Directions for this task - Make a tally of the lines in the records that include the string "Microgrid", and give only that number.

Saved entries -
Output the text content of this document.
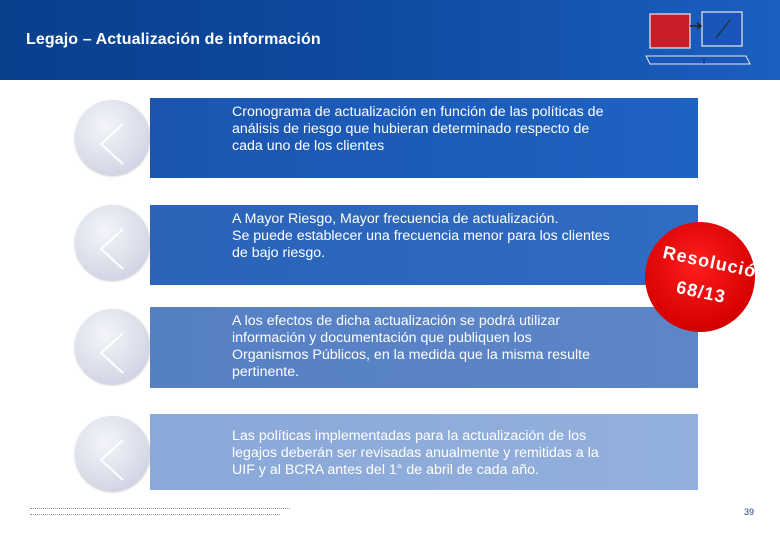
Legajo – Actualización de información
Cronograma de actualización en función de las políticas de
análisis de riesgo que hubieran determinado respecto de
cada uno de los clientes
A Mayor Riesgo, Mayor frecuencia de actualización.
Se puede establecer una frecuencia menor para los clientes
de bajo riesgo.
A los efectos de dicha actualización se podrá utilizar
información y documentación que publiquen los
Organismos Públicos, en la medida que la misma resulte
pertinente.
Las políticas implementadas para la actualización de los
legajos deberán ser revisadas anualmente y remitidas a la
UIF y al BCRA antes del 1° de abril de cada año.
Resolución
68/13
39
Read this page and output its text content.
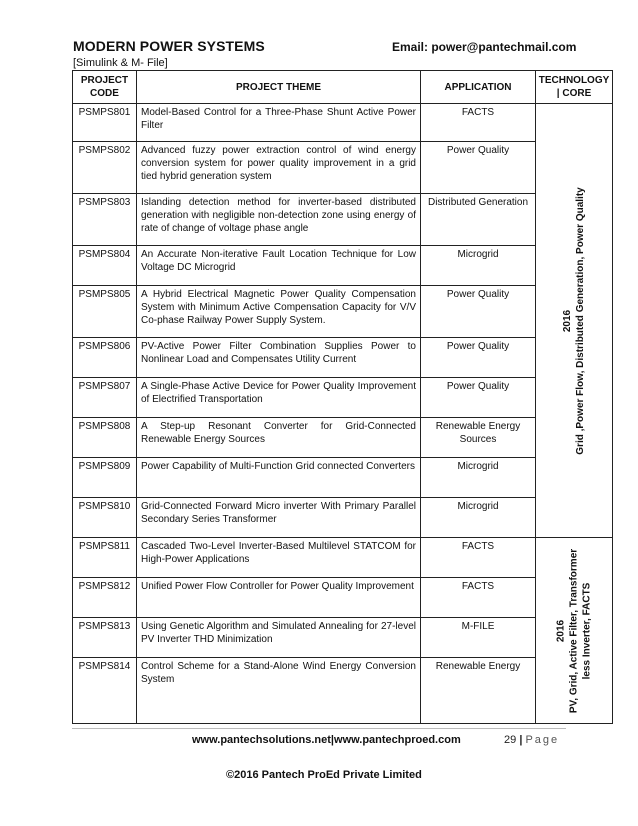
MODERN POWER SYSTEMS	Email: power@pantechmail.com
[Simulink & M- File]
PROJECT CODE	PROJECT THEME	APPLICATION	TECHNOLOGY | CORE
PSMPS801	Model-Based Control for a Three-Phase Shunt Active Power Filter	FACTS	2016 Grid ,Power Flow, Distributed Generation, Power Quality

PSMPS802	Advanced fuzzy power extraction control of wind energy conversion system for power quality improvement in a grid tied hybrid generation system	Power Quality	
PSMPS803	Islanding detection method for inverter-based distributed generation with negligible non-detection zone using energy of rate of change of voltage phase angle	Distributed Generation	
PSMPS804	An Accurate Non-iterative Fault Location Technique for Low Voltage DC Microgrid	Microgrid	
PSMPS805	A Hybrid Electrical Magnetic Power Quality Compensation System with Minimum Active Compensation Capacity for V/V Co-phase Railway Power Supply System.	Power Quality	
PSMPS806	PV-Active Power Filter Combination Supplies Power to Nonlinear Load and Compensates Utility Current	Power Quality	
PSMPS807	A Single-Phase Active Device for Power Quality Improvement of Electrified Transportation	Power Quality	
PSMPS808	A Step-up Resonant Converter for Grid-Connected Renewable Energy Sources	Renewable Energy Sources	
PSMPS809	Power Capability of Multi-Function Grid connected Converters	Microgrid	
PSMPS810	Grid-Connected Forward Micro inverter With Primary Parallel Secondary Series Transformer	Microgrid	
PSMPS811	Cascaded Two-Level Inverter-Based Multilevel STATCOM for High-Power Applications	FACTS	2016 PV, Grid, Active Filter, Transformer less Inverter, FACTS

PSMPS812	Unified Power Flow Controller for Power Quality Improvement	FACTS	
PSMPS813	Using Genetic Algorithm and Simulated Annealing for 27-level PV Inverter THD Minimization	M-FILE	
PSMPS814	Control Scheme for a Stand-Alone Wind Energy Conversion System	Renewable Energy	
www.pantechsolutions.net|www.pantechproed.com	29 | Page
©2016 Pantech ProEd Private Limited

Response to the task - 3